TASK PROMPT:
Set down the material once more, exactly as it appears.

RECORD SET:
>>>
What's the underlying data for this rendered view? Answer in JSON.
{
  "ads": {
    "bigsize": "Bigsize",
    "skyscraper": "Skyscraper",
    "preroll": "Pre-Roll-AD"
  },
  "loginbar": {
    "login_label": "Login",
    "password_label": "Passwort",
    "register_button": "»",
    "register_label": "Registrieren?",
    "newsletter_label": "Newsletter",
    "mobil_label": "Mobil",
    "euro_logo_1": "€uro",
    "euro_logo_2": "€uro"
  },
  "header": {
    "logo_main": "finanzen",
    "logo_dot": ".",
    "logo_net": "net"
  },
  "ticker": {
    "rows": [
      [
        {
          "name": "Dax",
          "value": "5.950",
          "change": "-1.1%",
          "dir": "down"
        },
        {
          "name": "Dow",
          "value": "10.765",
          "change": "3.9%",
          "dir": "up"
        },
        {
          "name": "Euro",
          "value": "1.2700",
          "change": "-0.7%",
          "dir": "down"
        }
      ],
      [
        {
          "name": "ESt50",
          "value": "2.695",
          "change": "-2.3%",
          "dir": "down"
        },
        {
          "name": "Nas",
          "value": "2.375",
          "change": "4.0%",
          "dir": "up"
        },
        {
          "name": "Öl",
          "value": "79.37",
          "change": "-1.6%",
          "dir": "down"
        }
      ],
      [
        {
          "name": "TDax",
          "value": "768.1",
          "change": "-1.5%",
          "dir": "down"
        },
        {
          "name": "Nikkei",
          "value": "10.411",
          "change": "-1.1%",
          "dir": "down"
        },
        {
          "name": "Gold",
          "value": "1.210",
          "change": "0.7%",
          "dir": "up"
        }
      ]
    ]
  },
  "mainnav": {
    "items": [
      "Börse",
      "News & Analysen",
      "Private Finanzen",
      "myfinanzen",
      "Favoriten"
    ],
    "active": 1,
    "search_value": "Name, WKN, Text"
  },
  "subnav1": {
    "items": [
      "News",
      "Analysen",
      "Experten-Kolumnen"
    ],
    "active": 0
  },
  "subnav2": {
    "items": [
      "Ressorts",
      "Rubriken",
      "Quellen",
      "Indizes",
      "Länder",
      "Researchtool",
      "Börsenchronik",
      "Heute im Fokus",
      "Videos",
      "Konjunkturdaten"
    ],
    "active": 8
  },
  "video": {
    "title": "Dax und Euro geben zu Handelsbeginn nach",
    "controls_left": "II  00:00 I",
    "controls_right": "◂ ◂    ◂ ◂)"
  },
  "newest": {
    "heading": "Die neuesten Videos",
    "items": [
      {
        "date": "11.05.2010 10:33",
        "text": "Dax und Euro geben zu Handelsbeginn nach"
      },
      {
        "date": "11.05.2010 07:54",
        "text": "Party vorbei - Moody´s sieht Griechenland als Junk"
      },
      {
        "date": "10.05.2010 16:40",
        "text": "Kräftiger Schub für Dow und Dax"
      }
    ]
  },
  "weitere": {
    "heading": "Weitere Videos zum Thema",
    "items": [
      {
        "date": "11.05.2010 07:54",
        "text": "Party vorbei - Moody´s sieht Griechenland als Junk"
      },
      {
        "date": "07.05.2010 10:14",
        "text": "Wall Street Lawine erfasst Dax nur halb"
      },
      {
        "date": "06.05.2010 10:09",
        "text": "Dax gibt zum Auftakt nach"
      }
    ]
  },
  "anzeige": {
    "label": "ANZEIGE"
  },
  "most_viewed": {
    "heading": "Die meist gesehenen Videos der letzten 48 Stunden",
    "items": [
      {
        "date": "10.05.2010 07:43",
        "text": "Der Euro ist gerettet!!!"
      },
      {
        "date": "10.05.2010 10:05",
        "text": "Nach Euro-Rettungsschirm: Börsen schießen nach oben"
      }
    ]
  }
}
<<<
FINAL ANSWER:
What's the underlying data for this rendered view? Answer in JSON.
{
  "ads": {
    "bigsize": "Bigsize",
    "skyscraper": "Skyscraper",
    "preroll": "Pre-Roll-AD"
  },
  "loginbar": {
    "login_label": "Login",
    "password_label": "Passwort",
    "register_button": "»",
    "register_label": "Registrieren?",
    "newsletter_label": "Newsletter",
    "mobil_label": "Mobil",
    "euro_logo_1": "€uro",
    "euro_logo_2": "€uro"
  },
  "header": {
    "logo_main": "finanzen",
    "logo_dot": ".",
    "logo_net": "net"
  },
  "ticker": {
    "rows": [
      [
        {
          "name": "Dax",
          "value": "5.950",
          "change": "-1.1%",
          "dir": "down"
        },
        {
          "name": "Dow",
          "value": "10.765",
          "change": "3.9%",
          "dir": "up"
        },
        {
          "name": "Euro",
          "value": "1.2700",
          "change": "-0.7%",
          "dir": "down"
        }
      ],
      [
        {
          "name": "ESt50",
          "value": "2.695",
          "change": "-2.3%",
          "dir": "down"
        },
        {
          "name": "Nas",
          "value": "2.375",
          "change": "4.0%",
          "dir": "up"
        },
        {
          "name": "Öl",
          "value": "79.37",
          "change": "-1.6%",
          "dir": "down"
        }
      ],
      [
        {
          "name": "TDax",
          "value": "768.1",
          "change": "-1.5%",
          "dir": "down"
        },
        {
          "name": "Nikkei",
          "value": "10.411",
          "change": "-1.1%",
          "dir": "down"
        },
        {
          "name": "Gold",
          "value": "1.210",
          "change": "0.7%",
          "dir": "up"
        }
      ]
    ]
  },
  "mainnav": {
    "items": [
      "Börse",
      "News & Analysen",
      "Private Finanzen",
      "myfinanzen",
      "Favoriten"
    ],
    "active": 1,
    "search_value": "Name, WKN, Text"
  },
  "subnav1": {
    "items": [
      "News",
      "Analysen",
      "Experten-Kolumnen"
    ],
    "active": 0
  },
  "subnav2": {
    "items": [
      "Ressorts",
      "Rubriken",
      "Quellen",
      "Indizes",
      "Länder",
      "Researchtool",
      "Börsenchronik",
      "Heute im Fokus",
      "Videos",
      "Konjunkturdaten"
    ],
    "active": 8
  },
  "video": {
    "title": "Dax und Euro geben zu Handelsbeginn nach",
    "controls_left": "II  00:00 I",
    "controls_right": "◂ ◂    ◂ ◂)"
  },
  "newest": {
    "heading": "Die neuesten Videos",
    "items": [
      {
        "date": "11.05.2010 10:33",
        "text": "Dax und Euro geben zu Handelsbeginn nach"
      },
      {
        "date": "11.05.2010 07:54",
        "text": "Party vorbei - Moody´s sieht Griechenland als Junk"
      },
      {
        "date": "10.05.2010 16:40",
        "text": "Kräftiger Schub für Dow und Dax"
      }
    ]
  },
  "weitere": {
    "heading": "Weitere Videos zum Thema",
    "items": [
      {
        "date": "11.05.2010 07:54",
        "text": "Party vorbei - Moody´s sieht Griechenland als Junk"
      },
      {
        "date": "07.05.2010 10:14",
        "text": "Wall Street Lawine erfasst Dax nur halb"
      },
      {
        "date": "06.05.2010 10:09",
        "text": "Dax gibt zum Auftakt nach"
      }
    ]
  },
  "anzeige": {
    "label": "ANZEIGE"
  },
  "most_viewed": {
    "heading": "Die meist gesehenen Videos der letzten 48 Stunden",
    "items": [
      {
        "date": "10.05.2010 07:43",
        "text": "Der Euro ist gerettet!!!"
      },
      {
        "date": "10.05.2010 10:05",
        "text": "Nach Euro-Rettungsschirm: Börsen schießen nach oben"
      }
    ]
  }
}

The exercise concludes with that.